Exercise instructions:
Write out each line that follows exactly as it stands, without the pictures.
====
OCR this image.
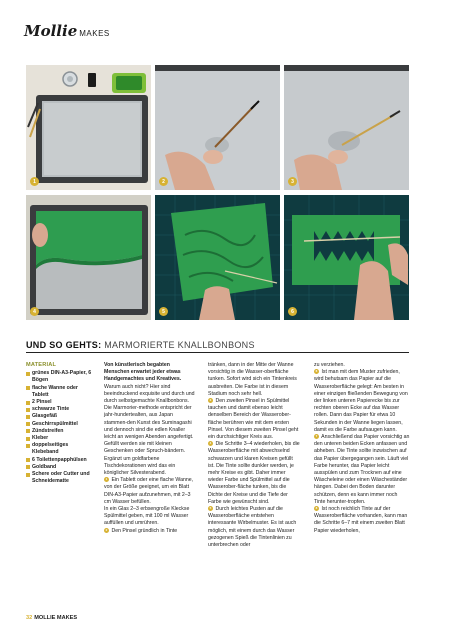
Mollie MAKES
1	2	3
4	5	6
UND SO GEHTS: MARMORIERTE KNALLBONBONS
MATERIAL
grünes DIN-A3-Papier, 6 Bögen
flache Wanne oder Tablett
2 Pinsel
schwarze Tinte
Glasgefäß
Geschirrspülmittel
Zündstreifen
Kleber
doppelseitiges Klebeband
6 Toilettenpapphülsen
Goldband
Schere oder Cutter und Schneidematte

Von künstlerisch begabten Menschen erwartet jeder etwas Handgemachtes und Kreatives. Warum auch nicht? Hier sind beeindruckend exquisite und durch und durch selbstgemachte Knallbonbons. Die Marmorier-methode entspricht der jahr-hundertealten, aus Japan stammen-den Kunst des Suminagashi und dennoch sind die edlen Knaller leicht an wenigen Abenden angefertigt. Gefüllt werden sie mit kleinen Geschenken oder Spruch-bändern. Ergänzt um goldfarbene Tischdekorationen wird das ein königlicher Silvesterabend.

1 Ein Tablett oder eine flache Wanne, von der Größe geeignet, um ein Blatt DIN-A3-Papier aufzunehmen, mit 2–3 cm Wasser befüllen.

In ein Glas 2–3 erbsengroße Kleckse Spülmittel geben, mit 100 ml Wasser auffüllen und umrühren.

2 Den Pinsel gründlich in Tinte

tränken, dann in der Mitte der Wanne vorsichtig in die Wasser-oberfläche tunken. Sofort wird sich ein Tintenkreis ausbreiten. Die Farbe ist in diesem Stadium noch sehr hell.

3 Den zweiten Pinsel in Spülmittel tauchen und damit ebenso leicht denselben Bereich der Wasserober-fläche berühren wie mit dem ersten Pinsel. Von diesem zweiten Pinsel geht ein durchsichtiger Kreis aus.

4 Die Schritte 3–4 wiederholen, bis die Wasseroberfläche mit abwechselnd schwarzen und klaren Kreisen gefüllt ist. Die Tinte sollte dunkler werden, je mehr Kreise es gibt. Daher immer wieder Farbe und Spülmittel auf die Wasserober-fläche tunken, bis die Dichte der Kreise und die Tiefe der Farbe wie gewünscht sind.

5 Durch leichtes Pusten auf die Wasseroberfläche entstehen interessante Wirbelmuster. Es ist auch möglich, mit einem durch das Wasser gezogenen Spieß die Tintenlinien zu unterbrechen oder

zu verziehen.

6 Ist man mit dem Muster zufrieden, wird behutsam das Papier auf die Wasseroberfläche gelegt: Am besten in einer einzigen fließenden Bewegung von der linken unteren Papierecke bis zur rechten oberen Ecke auf das Wasser rollen. Dann das Papier für etwa 10 Sekunden in der Wanne liegen lassen, damit es die Farbe aufsaugen kann.

7 Anschließend das Papier vorsichtig an den unteren beiden Ecken anfassen und abheben. Die Tinte sollte inzwischen auf das Papier übergegangen sein. Läuft viel Farbe herunter, das Papier leicht ausspülen und zum Trocknen auf eine Wäscheleine oder einen Wäscheständer hängen. Dabei den Boden darunter schützen, denn es kann immer noch Tinte herunter-tropfen.

8 Ist noch reichlich Tinte auf der Wasseroberfläche vorhanden, kann man die Schritte 6–7 mit einem zweiten Blatt Papier wiederholen,

32 MOLLIE MAKES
====
Full answer:
OCR this image.
Mollie MAKES
1	2	3
4	5	6
UND SO GEHTS: MARMORIERTE KNALLBONBONS
MATERIAL
grünes DIN-A3-Papier, 6 Bögen
flache Wanne oder Tablett
2 Pinsel
schwarze Tinte
Glasgefäß
Geschirrspülmittel
Zündstreifen
Kleber
doppelseitiges Klebeband
6 Toilettenpapphülsen
Goldband
Schere oder Cutter und Schneidematte

Von künstlerisch begabten Menschen erwartet jeder etwas Handgemachtes und Kreatives. Warum auch nicht? Hier sind beeindruckend exquisite und durch und durch selbstgemachte Knallbonbons. Die Marmorier-methode entspricht der jahr-hundertealten, aus Japan stammen-den Kunst des Suminagashi und dennoch sind die edlen Knaller leicht an wenigen Abenden angefertigt. Gefüllt werden sie mit kleinen Geschenken oder Spruch-bändern. Ergänzt um goldfarbene Tischdekorationen wird das ein königlicher Silvesterabend.

1 Ein Tablett oder eine flache Wanne, von der Größe geeignet, um ein Blatt DIN-A3-Papier aufzunehmen, mit 2–3 cm Wasser befüllen.

In ein Glas 2–3 erbsengroße Kleckse Spülmittel geben, mit 100 ml Wasser auffüllen und umrühren.

2 Den Pinsel gründlich in Tinte

tränken, dann in der Mitte der Wanne vorsichtig in die Wasser-oberfläche tunken. Sofort wird sich ein Tintenkreis ausbreiten. Die Farbe ist in diesem Stadium noch sehr hell.

3 Den zweiten Pinsel in Spülmittel tauchen und damit ebenso leicht denselben Bereich der Wasserober-fläche berühren wie mit dem ersten Pinsel. Von diesem zweiten Pinsel geht ein durchsichtiger Kreis aus.

4 Die Schritte 3–4 wiederholen, bis die Wasseroberfläche mit abwechselnd schwarzen und klaren Kreisen gefüllt ist. Die Tinte sollte dunkler werden, je mehr Kreise es gibt. Daher immer wieder Farbe und Spülmittel auf die Wasserober-fläche tunken, bis die Dichte der Kreise und die Tiefe der Farbe wie gewünscht sind.

5 Durch leichtes Pusten auf die Wasseroberfläche entstehen interessante Wirbelmuster. Es ist auch möglich, mit einem durch das Wasser gezogenen Spieß die Tintenlinien zu unterbrechen oder

zu verziehen.

6 Ist man mit dem Muster zufrieden, wird behutsam das Papier auf die Wasseroberfläche gelegt: Am besten in einer einzigen fließenden Bewegung von der linken unteren Papierecke bis zur rechten oberen Ecke auf das Wasser rollen. Dann das Papier für etwa 10 Sekunden in der Wanne liegen lassen, damit es die Farbe aufsaugen kann.

7 Anschließend das Papier vorsichtig an den unteren beiden Ecken anfassen und abheben. Die Tinte sollte inzwischen auf das Papier übergegangen sein. Läuft viel Farbe herunter, das Papier leicht ausspülen und zum Trocknen auf eine Wäscheleine oder einen Wäscheständer hängen. Dabei den Boden darunter schützen, denn es kann immer noch Tinte herunter-tropfen.

8 Ist noch reichlich Tinte auf der Wasseroberfläche vorhanden, kann man die Schritte 6–7 mit einem zweiten Blatt Papier wiederholen,

32 MOLLIE MAKES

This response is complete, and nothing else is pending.